Reproduce the listing below word for word, with no pictures.

EXTRACTED DATA:
----
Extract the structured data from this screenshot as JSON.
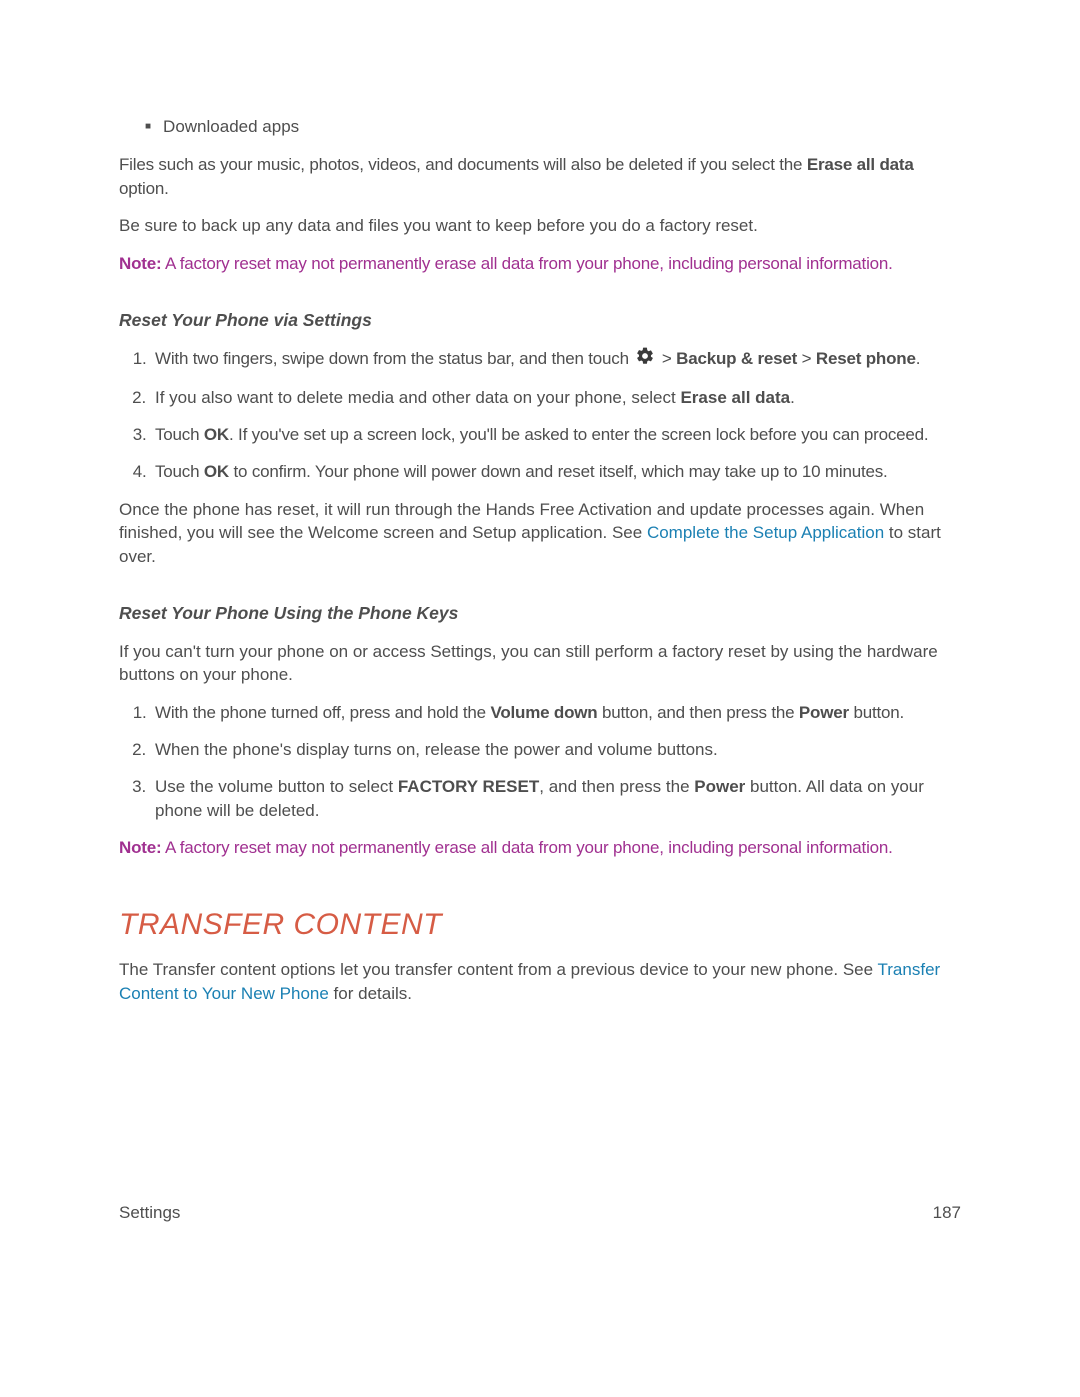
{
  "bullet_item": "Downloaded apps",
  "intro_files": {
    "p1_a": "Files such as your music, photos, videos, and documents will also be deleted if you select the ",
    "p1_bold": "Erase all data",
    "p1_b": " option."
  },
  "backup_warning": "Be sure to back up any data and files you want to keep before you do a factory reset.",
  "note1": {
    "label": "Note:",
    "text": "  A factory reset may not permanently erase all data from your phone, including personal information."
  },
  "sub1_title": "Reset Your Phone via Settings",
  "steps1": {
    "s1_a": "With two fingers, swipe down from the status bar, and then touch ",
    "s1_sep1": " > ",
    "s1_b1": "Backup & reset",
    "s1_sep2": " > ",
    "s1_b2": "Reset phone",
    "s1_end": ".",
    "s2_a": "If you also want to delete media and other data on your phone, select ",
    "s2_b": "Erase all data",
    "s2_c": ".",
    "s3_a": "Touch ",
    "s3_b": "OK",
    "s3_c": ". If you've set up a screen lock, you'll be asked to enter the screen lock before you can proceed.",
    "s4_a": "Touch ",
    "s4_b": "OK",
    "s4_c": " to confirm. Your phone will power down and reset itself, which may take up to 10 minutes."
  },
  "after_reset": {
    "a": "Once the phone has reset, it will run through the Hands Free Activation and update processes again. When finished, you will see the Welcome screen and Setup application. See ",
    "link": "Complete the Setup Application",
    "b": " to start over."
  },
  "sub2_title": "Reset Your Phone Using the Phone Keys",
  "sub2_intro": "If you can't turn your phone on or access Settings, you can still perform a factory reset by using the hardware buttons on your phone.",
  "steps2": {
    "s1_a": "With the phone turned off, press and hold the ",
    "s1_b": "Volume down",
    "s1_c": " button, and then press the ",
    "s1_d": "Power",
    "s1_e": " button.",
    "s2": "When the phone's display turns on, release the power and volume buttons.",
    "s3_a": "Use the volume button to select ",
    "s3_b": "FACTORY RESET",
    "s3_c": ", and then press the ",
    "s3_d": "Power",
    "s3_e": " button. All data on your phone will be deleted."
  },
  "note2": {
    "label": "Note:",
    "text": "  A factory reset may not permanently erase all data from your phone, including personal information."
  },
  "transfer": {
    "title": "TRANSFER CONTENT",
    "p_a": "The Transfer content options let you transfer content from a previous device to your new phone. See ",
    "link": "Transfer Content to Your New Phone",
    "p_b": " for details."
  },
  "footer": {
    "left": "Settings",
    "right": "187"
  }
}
----
TASK SOLUTION:
Extract the structured data from this screenshot as JSON.
{
  "bullet_item": "Downloaded apps",
  "intro_files": {
    "p1_a": "Files such as your music, photos, videos, and documents will also be deleted if you select the ",
    "p1_bold": "Erase all data",
    "p1_b": " option."
  },
  "backup_warning": "Be sure to back up any data and files you want to keep before you do a factory reset.",
  "note1": {
    "label": "Note:",
    "text": "  A factory reset may not permanently erase all data from your phone, including personal information."
  },
  "sub1_title": "Reset Your Phone via Settings",
  "steps1": {
    "s1_a": "With two fingers, swipe down from the status bar, and then touch ",
    "s1_sep1": " > ",
    "s1_b1": "Backup & reset",
    "s1_sep2": " > ",
    "s1_b2": "Reset phone",
    "s1_end": ".",
    "s2_a": "If you also want to delete media and other data on your phone, select ",
    "s2_b": "Erase all data",
    "s2_c": ".",
    "s3_a": "Touch ",
    "s3_b": "OK",
    "s3_c": ". If you've set up a screen lock, you'll be asked to enter the screen lock before you can proceed.",
    "s4_a": "Touch ",
    "s4_b": "OK",
    "s4_c": " to confirm. Your phone will power down and reset itself, which may take up to 10 minutes."
  },
  "after_reset": {
    "a": "Once the phone has reset, it will run through the Hands Free Activation and update processes again. When finished, you will see the Welcome screen and Setup application. See ",
    "link": "Complete the Setup Application",
    "b": " to start over."
  },
  "sub2_title": "Reset Your Phone Using the Phone Keys",
  "sub2_intro": "If you can't turn your phone on or access Settings, you can still perform a factory reset by using the hardware buttons on your phone.",
  "steps2": {
    "s1_a": "With the phone turned off, press and hold the ",
    "s1_b": "Volume down",
    "s1_c": " button, and then press the ",
    "s1_d": "Power",
    "s1_e": " button.",
    "s2": "When the phone's display turns on, release the power and volume buttons.",
    "s3_a": "Use the volume button to select ",
    "s3_b": "FACTORY RESET",
    "s3_c": ", and then press the ",
    "s3_d": "Power",
    "s3_e": " button. All data on your phone will be deleted."
  },
  "note2": {
    "label": "Note:",
    "text": "  A factory reset may not permanently erase all data from your phone, including personal information."
  },
  "transfer": {
    "title": "TRANSFER CONTENT",
    "p_a": "The Transfer content options let you transfer content from a previous device to your new phone. See ",
    "link": "Transfer Content to Your New Phone",
    "p_b": " for details."
  },
  "footer": {
    "left": "Settings",
    "right": "187"
  }
}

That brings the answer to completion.